START
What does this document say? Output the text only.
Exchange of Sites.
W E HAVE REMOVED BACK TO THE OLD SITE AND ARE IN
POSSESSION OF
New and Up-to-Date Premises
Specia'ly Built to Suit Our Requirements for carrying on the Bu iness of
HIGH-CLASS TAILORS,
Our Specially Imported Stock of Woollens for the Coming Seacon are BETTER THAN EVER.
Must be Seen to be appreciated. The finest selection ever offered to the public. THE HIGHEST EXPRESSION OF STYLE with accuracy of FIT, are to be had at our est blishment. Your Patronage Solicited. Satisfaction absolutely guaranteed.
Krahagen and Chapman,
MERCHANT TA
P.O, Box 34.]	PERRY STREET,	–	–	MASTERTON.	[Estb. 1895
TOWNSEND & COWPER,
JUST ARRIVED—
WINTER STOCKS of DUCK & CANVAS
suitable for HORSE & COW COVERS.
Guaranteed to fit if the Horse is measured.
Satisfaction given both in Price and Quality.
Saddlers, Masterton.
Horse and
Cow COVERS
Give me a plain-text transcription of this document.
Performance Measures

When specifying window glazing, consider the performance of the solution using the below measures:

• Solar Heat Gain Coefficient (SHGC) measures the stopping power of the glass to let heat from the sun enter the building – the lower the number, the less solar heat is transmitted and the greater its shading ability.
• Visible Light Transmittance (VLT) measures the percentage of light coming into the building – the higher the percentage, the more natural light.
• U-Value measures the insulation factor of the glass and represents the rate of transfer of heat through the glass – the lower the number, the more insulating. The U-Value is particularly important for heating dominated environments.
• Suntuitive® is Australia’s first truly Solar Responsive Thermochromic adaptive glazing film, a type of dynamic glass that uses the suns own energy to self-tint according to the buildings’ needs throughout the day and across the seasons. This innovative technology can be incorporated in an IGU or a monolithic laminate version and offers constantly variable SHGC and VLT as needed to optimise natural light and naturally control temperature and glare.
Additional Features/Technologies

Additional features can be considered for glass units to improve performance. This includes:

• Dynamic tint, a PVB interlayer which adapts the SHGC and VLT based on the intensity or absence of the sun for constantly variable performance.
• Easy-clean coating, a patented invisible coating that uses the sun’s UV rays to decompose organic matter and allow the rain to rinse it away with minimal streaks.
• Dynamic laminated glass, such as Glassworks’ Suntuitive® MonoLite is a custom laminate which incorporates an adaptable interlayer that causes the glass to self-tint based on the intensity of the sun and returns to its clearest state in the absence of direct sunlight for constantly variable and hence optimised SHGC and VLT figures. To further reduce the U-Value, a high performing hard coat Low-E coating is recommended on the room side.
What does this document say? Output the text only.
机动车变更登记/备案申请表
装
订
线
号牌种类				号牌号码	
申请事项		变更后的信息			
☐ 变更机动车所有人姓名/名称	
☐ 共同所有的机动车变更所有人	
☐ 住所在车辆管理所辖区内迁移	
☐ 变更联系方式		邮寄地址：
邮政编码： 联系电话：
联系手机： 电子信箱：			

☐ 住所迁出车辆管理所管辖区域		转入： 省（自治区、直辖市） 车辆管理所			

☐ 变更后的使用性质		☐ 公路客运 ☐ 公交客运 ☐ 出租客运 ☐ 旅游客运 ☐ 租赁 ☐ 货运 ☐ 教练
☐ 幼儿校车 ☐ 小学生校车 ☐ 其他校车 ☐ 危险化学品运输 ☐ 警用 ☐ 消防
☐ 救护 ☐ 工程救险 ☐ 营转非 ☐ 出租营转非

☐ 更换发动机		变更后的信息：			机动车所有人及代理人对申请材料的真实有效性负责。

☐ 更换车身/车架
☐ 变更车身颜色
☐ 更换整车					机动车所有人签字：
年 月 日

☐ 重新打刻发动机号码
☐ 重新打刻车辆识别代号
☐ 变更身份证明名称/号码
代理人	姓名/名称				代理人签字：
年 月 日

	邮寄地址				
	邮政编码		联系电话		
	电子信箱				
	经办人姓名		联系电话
END
### YOUR GOAL:
Return all of the data precisely as it appears.

### RESULT OF THE TASK:
What does this document say? Output the text only.
Exchange of Sites.
W E HAVE REMOVED BACK TO THE OLD SITE AND ARE IN
POSSESSION OF
New and Up-to-Date Premises
Specia'ly Built to Suit Our Requirements for carrying on the Bu iness of
HIGH-CLASS TAILORS,
Our Specially Imported Stock of Woollens for the Coming Seacon are BETTER THAN EVER.
Must be Seen to be appreciated. The finest selection ever offered to the public. THE HIGHEST EXPRESSION OF STYLE with accuracy of FIT, are to be had at our est blishment. Your Patronage Solicited. Satisfaction absolutely guaranteed.
Krahagen and Chapman,
MERCHANT TA
P.O, Box 34.]	PERRY STREET,	–	–	MASTERTON.	[Estb. 1895
TOWNSEND & COWPER,
JUST ARRIVED—
WINTER STOCKS of DUCK & CANVAS
suitable for HORSE & COW COVERS.
Guaranteed to fit if the Horse is measured.
Satisfaction given both in Price and Quality.
Saddlers, Masterton.
Horse and
Cow COVERS
Give me a plain-text transcription of this document.
Performance Measures

When specifying window glazing, consider the performance of the solution using the below measures:

• Solar Heat Gain Coefficient (SHGC) measures the stopping power of the glass to let heat from the sun enter the building – the lower the number, the less solar heat is transmitted and the greater its shading ability.
• Visible Light Transmittance (VLT) measures the percentage of light coming into the building – the higher the percentage, the more natural light.
• U-Value measures the insulation factor of the glass and represents the rate of transfer of heat through the glass – the lower the number, the more insulating. The U-Value is particularly important for heating dominated environments.
• Suntuitive® is Australia’s first truly Solar Responsive Thermochromic adaptive glazing film, a type of dynamic glass that uses the suns own energy to self-tint according to the buildings’ needs throughout the day and across the seasons. This innovative technology can be incorporated in an IGU or a monolithic laminate version and offers constantly variable SHGC and VLT as needed to optimise natural light and naturally control temperature and glare.
Additional Features/Technologies

Additional features can be considered for glass units to improve performance. This includes:

• Dynamic tint, a PVB interlayer which adapts the SHGC and VLT based on the intensity or absence of the sun for constantly variable performance.
• Easy-clean coating, a patented invisible coating that uses the sun’s UV rays to decompose organic matter and allow the rain to rinse it away with minimal streaks.
• Dynamic laminated glass, such as Glassworks’ Suntuitive® MonoLite is a custom laminate which incorporates an adaptable interlayer that causes the glass to self-tint based on the intensity of the sun and returns to its clearest state in the absence of direct sunlight for constantly variable and hence optimised SHGC and VLT figures. To further reduce the U-Value, a high performing hard coat Low-E coating is recommended on the room side.
What does this document say? Output the text only.
机动车变更登记/备案申请表
装
订
线
号牌种类				号牌号码	
申请事项		变更后的信息			
☐ 变更机动车所有人姓名/名称	
☐ 共同所有的机动车变更所有人	
☐ 住所在车辆管理所辖区内迁移	
☐ 变更联系方式		邮寄地址：
邮政编码： 联系电话：
联系手机： 电子信箱：			

☐ 住所迁出车辆管理所管辖区域		转入： 省（自治区、直辖市） 车辆管理所			

☐ 变更后的使用性质		☐ 公路客运 ☐ 公交客运 ☐ 出租客运 ☐ 旅游客运 ☐ 租赁 ☐ 货运 ☐ 教练
☐ 幼儿校车 ☐ 小学生校车 ☐ 其他校车 ☐ 危险化学品运输 ☐ 警用 ☐ 消防
☐ 救护 ☐ 工程救险 ☐ 营转非 ☐ 出租营转非

☐ 更换发动机		变更后的信息：			机动车所有人及代理人对申请材料的真实有效性负责。

☐ 更换车身/车架
☐ 变更车身颜色
☐ 更换整车					机动车所有人签字：
年 月 日

☐ 重新打刻发动机号码
☐ 重新打刻车辆识别代号
☐ 变更身份证明名称/号码
代理人	姓名/名称				代理人签字：
年 月 日

	邮寄地址				
	邮政编码		联系电话		
	电子信箱				
	经办人姓名		联系电话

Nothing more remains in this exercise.